» AIM:
Every record should be repeated exactly, except that pictures are left out.
>> START INPUT MATERIAL
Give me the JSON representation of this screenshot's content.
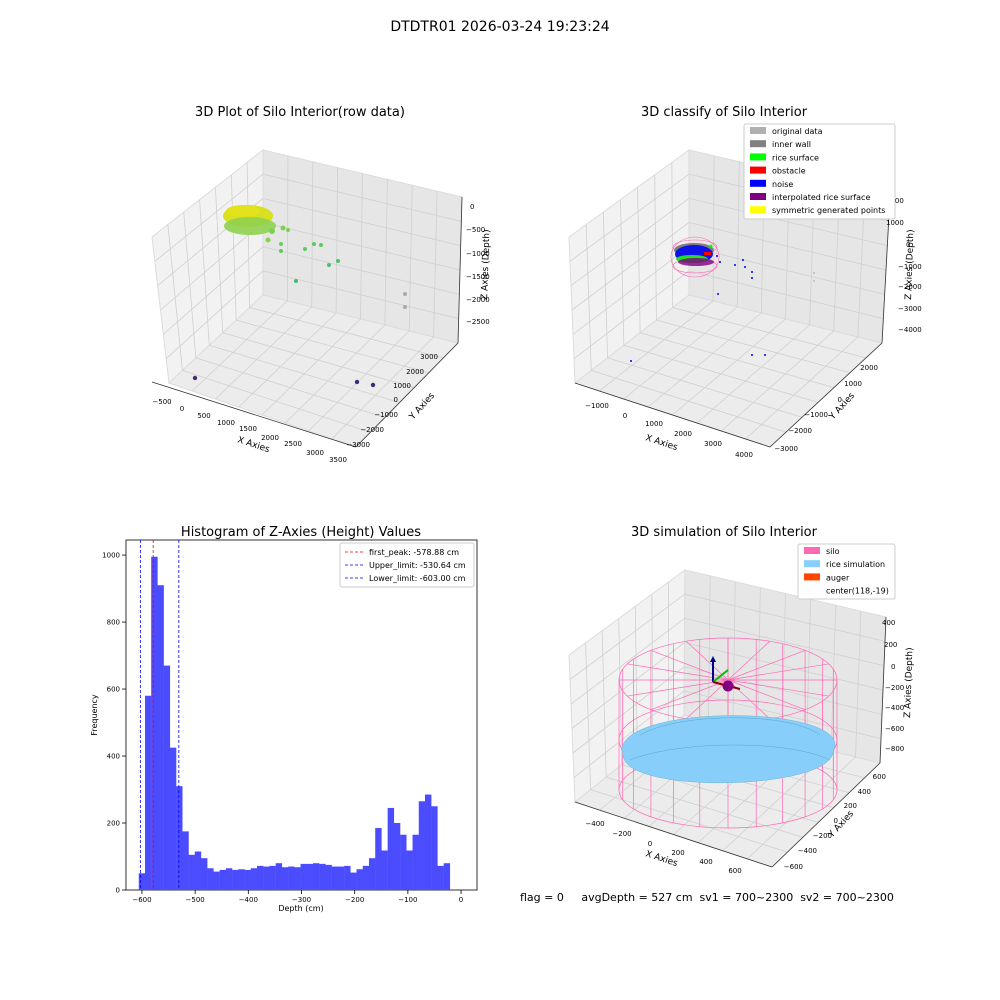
{
  "figure": {
    "suptitle": "DTDTR01 2026-03-24 19:23:24",
    "status_text": "flag = 0     avgDepth = 527 cm  sv1 = 700~2300  sv2 = 700~2300"
  },
  "colors": {
    "hist_bar": "#4c4cff",
    "first_peak": "#ff0000",
    "limit": "#0000ff",
    "silo": "#ff69b4",
    "rice": "#87cefa",
    "auger": "#ff4500",
    "grey": "#b0b0b0",
    "inner_wall": "#808080",
    "rice_surface": "#00ff00",
    "obstacle": "#ff0000",
    "noise": "#0000ff",
    "interpolated": "#800080",
    "symmetric": "#ffff00"
  },
  "plot1": {
    "title": "3D Plot of Silo Interior(row data)",
    "xlabel": "X Axies",
    "ylabel": "Y Axies",
    "zlabel": "Z Axies (Depth)",
    "xticks": [
      "−500",
      "0",
      "500",
      "1000",
      "1500",
      "2000",
      "2500",
      "3000",
      "3500"
    ],
    "yticks": [
      "3000",
      "2000",
      "1000",
      "0",
      "−1000",
      "−2000",
      "−3000"
    ],
    "zticks": [
      "0",
      "−500",
      "−1000",
      "−1500",
      "−2000",
      "−2500"
    ]
  },
  "plot2": {
    "title": "3D classify of Silo Interior",
    "xlabel": "X Axies",
    "ylabel": "Y Axies",
    "zlabel": "Z Axies (Depth)",
    "xticks": [
      "−1000",
      "0",
      "1000",
      "2000",
      "3000",
      "4000"
    ],
    "yticks": [
      "2000",
      "1000",
      "0",
      "−1000",
      "−2000",
      "−3000"
    ],
    "zticks": [
      "2000",
      "1000",
      "0",
      "−1000",
      "−2000",
      "−3000",
      "−4000"
    ],
    "legend": [
      {
        "label": "original data",
        "color": "#b0b0b0"
      },
      {
        "label": "inner wall",
        "color": "#808080"
      },
      {
        "label": "rice surface",
        "color": "#00ff00"
      },
      {
        "label": "obstacle",
        "color": "#ff0000"
      },
      {
        "label": "noise",
        "color": "#0000ff"
      },
      {
        "label": "interpolated rice surface",
        "color": "#800080"
      },
      {
        "label": "symmetric generated points",
        "color": "#ffff00"
      }
    ]
  },
  "plot4": {
    "title": "3D simulation of Silo Interior",
    "xlabel": "X Axies",
    "ylabel": "Y Axies",
    "zlabel": "Z Axies (Depth)",
    "xticks": [
      "−400",
      "−200",
      "0",
      "200",
      "400",
      "600"
    ],
    "yticks": [
      "600",
      "400",
      "200",
      "0",
      "−200",
      "−400",
      "−600"
    ],
    "zticks": [
      "400",
      "200",
      "0",
      "−200",
      "−400",
      "−600",
      "−800"
    ],
    "legend": [
      {
        "label": "silo",
        "color": "#ff69b4"
      },
      {
        "label": "rice simulation",
        "color": "#87cefa"
      },
      {
        "label": "auger",
        "color": "#ff4500"
      },
      {
        "label": "center(118,-19)",
        "color": ""
      }
    ]
  },
  "chart_data": {
    "type": "bar",
    "title": "Histogram of Z-Axies (Height) Values",
    "xlabel": "Depth (cm)",
    "ylabel": "Frequency",
    "xlim": [
      -630,
      30
    ],
    "ylim": [
      0,
      1045
    ],
    "xticks": [
      -600,
      -500,
      -400,
      -300,
      -200,
      -100,
      0
    ],
    "yticks": [
      0,
      200,
      400,
      600,
      800,
      1000
    ],
    "bin_start": -606,
    "bin_width": 11.7,
    "values": [
      50,
      580,
      995,
      910,
      670,
      425,
      310,
      175,
      105,
      115,
      95,
      65,
      55,
      60,
      65,
      60,
      62,
      60,
      65,
      72,
      70,
      72,
      80,
      68,
      70,
      68,
      78,
      78,
      80,
      78,
      75,
      70,
      70,
      72,
      52,
      62,
      72,
      95,
      185,
      118,
      245,
      200,
      165,
      118,
      165,
      265,
      285,
      250,
      72,
      80
    ],
    "grid": false,
    "legend_position": "top-right",
    "lines": [
      {
        "label": "first_peak: -578.88 cm",
        "x": -578.88,
        "color": "#ff0000"
      },
      {
        "label": "Upper_limit: -530.64 cm",
        "x": -530.64,
        "color": "#0000ff"
      },
      {
        "label": "Lower_limit: -603.00 cm",
        "x": -603.0,
        "color": "#0000ff"
      }
    ]
  }
}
>> END INPUT MATERIAL
» RESPONSE TO THIS EXERCISE:
Give me the JSON representation of this screenshot's content.
{
  "figure": {
    "suptitle": "DTDTR01 2026-03-24 19:23:24",
    "status_text": "flag = 0     avgDepth = 527 cm  sv1 = 700~2300  sv2 = 700~2300"
  },
  "colors": {
    "hist_bar": "#4c4cff",
    "first_peak": "#ff0000",
    "limit": "#0000ff",
    "silo": "#ff69b4",
    "rice": "#87cefa",
    "auger": "#ff4500",
    "grey": "#b0b0b0",
    "inner_wall": "#808080",
    "rice_surface": "#00ff00",
    "obstacle": "#ff0000",
    "noise": "#0000ff",
    "interpolated": "#800080",
    "symmetric": "#ffff00"
  },
  "plot1": {
    "title": "3D Plot of Silo Interior(row data)",
    "xlabel": "X Axies",
    "ylabel": "Y Axies",
    "zlabel": "Z Axies (Depth)",
    "xticks": [
      "−500",
      "0",
      "500",
      "1000",
      "1500",
      "2000",
      "2500",
      "3000",
      "3500"
    ],
    "yticks": [
      "3000",
      "2000",
      "1000",
      "0",
      "−1000",
      "−2000",
      "−3000"
    ],
    "zticks": [
      "0",
      "−500",
      "−1000",
      "−1500",
      "−2000",
      "−2500"
    ]
  },
  "plot2": {
    "title": "3D classify of Silo Interior",
    "xlabel": "X Axies",
    "ylabel": "Y Axies",
    "zlabel": "Z Axies (Depth)",
    "xticks": [
      "−1000",
      "0",
      "1000",
      "2000",
      "3000",
      "4000"
    ],
    "yticks": [
      "2000",
      "1000",
      "0",
      "−1000",
      "−2000",
      "−3000"
    ],
    "zticks": [
      "2000",
      "1000",
      "0",
      "−1000",
      "−2000",
      "−3000",
      "−4000"
    ],
    "legend": [
      {
        "label": "original data",
        "color": "#b0b0b0"
      },
      {
        "label": "inner wall",
        "color": "#808080"
      },
      {
        "label": "rice surface",
        "color": "#00ff00"
      },
      {
        "label": "obstacle",
        "color": "#ff0000"
      },
      {
        "label": "noise",
        "color": "#0000ff"
      },
      {
        "label": "interpolated rice surface",
        "color": "#800080"
      },
      {
        "label": "symmetric generated points",
        "color": "#ffff00"
      }
    ]
  },
  "plot4": {
    "title": "3D simulation of Silo Interior",
    "xlabel": "X Axies",
    "ylabel": "Y Axies",
    "zlabel": "Z Axies (Depth)",
    "xticks": [
      "−400",
      "−200",
      "0",
      "200",
      "400",
      "600"
    ],
    "yticks": [
      "600",
      "400",
      "200",
      "0",
      "−200",
      "−400",
      "−600"
    ],
    "zticks": [
      "400",
      "200",
      "0",
      "−200",
      "−400",
      "−600",
      "−800"
    ],
    "legend": [
      {
        "label": "silo",
        "color": "#ff69b4"
      },
      {
        "label": "rice simulation",
        "color": "#87cefa"
      },
      {
        "label": "auger",
        "color": "#ff4500"
      },
      {
        "label": "center(118,-19)",
        "color": ""
      }
    ]
  },
  "chart_data": {
    "type": "bar",
    "title": "Histogram of Z-Axies (Height) Values",
    "xlabel": "Depth (cm)",
    "ylabel": "Frequency",
    "xlim": [
      -630,
      30
    ],
    "ylim": [
      0,
      1045
    ],
    "xticks": [
      -600,
      -500,
      -400,
      -300,
      -200,
      -100,
      0
    ],
    "yticks": [
      0,
      200,
      400,
      600,
      800,
      1000
    ],
    "bin_start": -606,
    "bin_width": 11.7,
    "values": [
      50,
      580,
      995,
      910,
      670,
      425,
      310,
      175,
      105,
      115,
      95,
      65,
      55,
      60,
      65,
      60,
      62,
      60,
      65,
      72,
      70,
      72,
      80,
      68,
      70,
      68,
      78,
      78,
      80,
      78,
      75,
      70,
      70,
      72,
      52,
      62,
      72,
      95,
      185,
      118,
      245,
      200,
      165,
      118,
      165,
      265,
      285,
      250,
      72,
      80
    ],
    "grid": false,
    "legend_position": "top-right",
    "lines": [
      {
        "label": "first_peak: -578.88 cm",
        "x": -578.88,
        "color": "#ff0000"
      },
      {
        "label": "Upper_limit: -530.64 cm",
        "x": -530.64,
        "color": "#0000ff"
      },
      {
        "label": "Lower_limit: -603.00 cm",
        "x": -603.0,
        "color": "#0000ff"
      }
    ]
  }
}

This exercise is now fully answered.